Dataset entries:
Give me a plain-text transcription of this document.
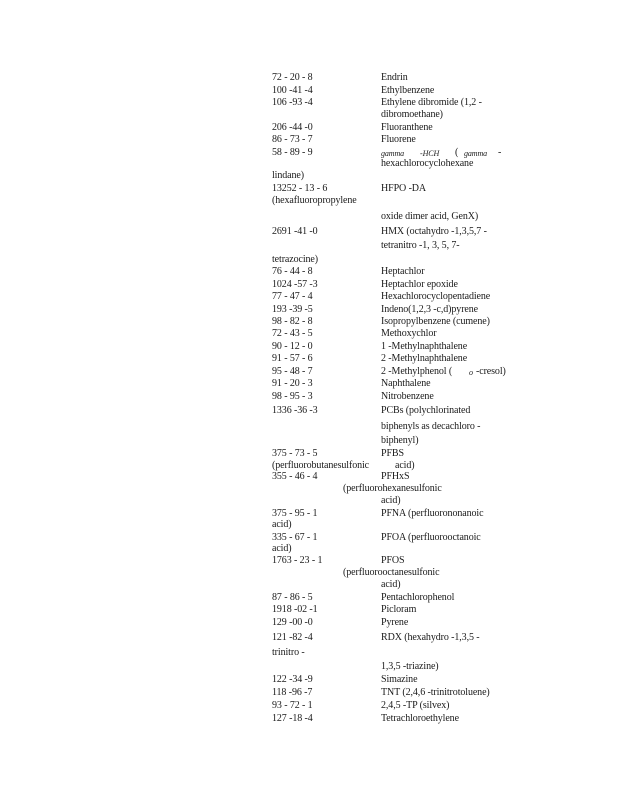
72 - 20 - 8	Endrin
100 -41 -4	Ethylbenzene
106 -93 -4	Ethylene dibromide (1,2 -
dibromoethane)
206 -44 -0	Fluoranthene
86 - 73 - 7	Fluorene
58 - 89 - 9	gamma -HCH ( gamma -
hexachlorocyclohexane
lindane)
13252 - 13 - 6	HFPO -DA
(hexafluoropropylene
oxide dimer acid, GenX)
2691 -41 -0	HMX (octahydro -1,3,5,7 -
tetranitro -1, 3, 5, 7-
tetrazocine)
76 - 44 - 8	Heptachlor
1024 -57 -3	Heptachlor epoxide
77 - 47 - 4	Hexachlorocyclopentadiene
193 -39 -5	Indeno(1,2,3 -c,d)pyrene
98 - 82 - 8	Isopropylbenzene (cumene)
72 - 43 - 5	Methoxychlor
90 - 12 - 0	1 -Methylnaphthalene
91 - 57 - 6	2 -Methylnaphthalene
95 - 48 - 7	2 -Methylphenol ( o -cresol)
91 - 20 - 3	Naphthalene
98 - 95 - 3	Nitrobenzene
1336 -36 -3	PCBs (polychlorinated
biphenyls as decachloro -
biphenyl)
375 - 73 - 5	PFBS
(perfluorobutanesulfonic	acid)
355 - 46 - 4	PFHxS
(perfluorohexanesulfonic
acid)
375 - 95 - 1	PFNA (perfluorononanoic
acid)
335 - 67 - 1	PFOA (perfluorooctanoic
acid)
1763 - 23 - 1	PFOS
(perfluorooctanesulfonic
acid)
87 - 86 - 5	Pentachlorophenol
1918 -02 -1	Picloram
129 -00 -0	Pyrene
121 -82 -4	RDX (hexahydro -1,3,5 -
trinitro -
1,3,5 -triazine)
122 -34 -9	Simazine
118 -96 -7	TNT (2,4,6 -trinitrotoluene)
93 - 72 - 1	2,4,5 -TP (silvex)
127 -18 -4	Tetrachloroethylene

Brief - Show each line holding the word "Heptachlor".

Right answer -
76 - 44 - 8	Heptachlor
1024 -57 -3	Heptachlor epoxide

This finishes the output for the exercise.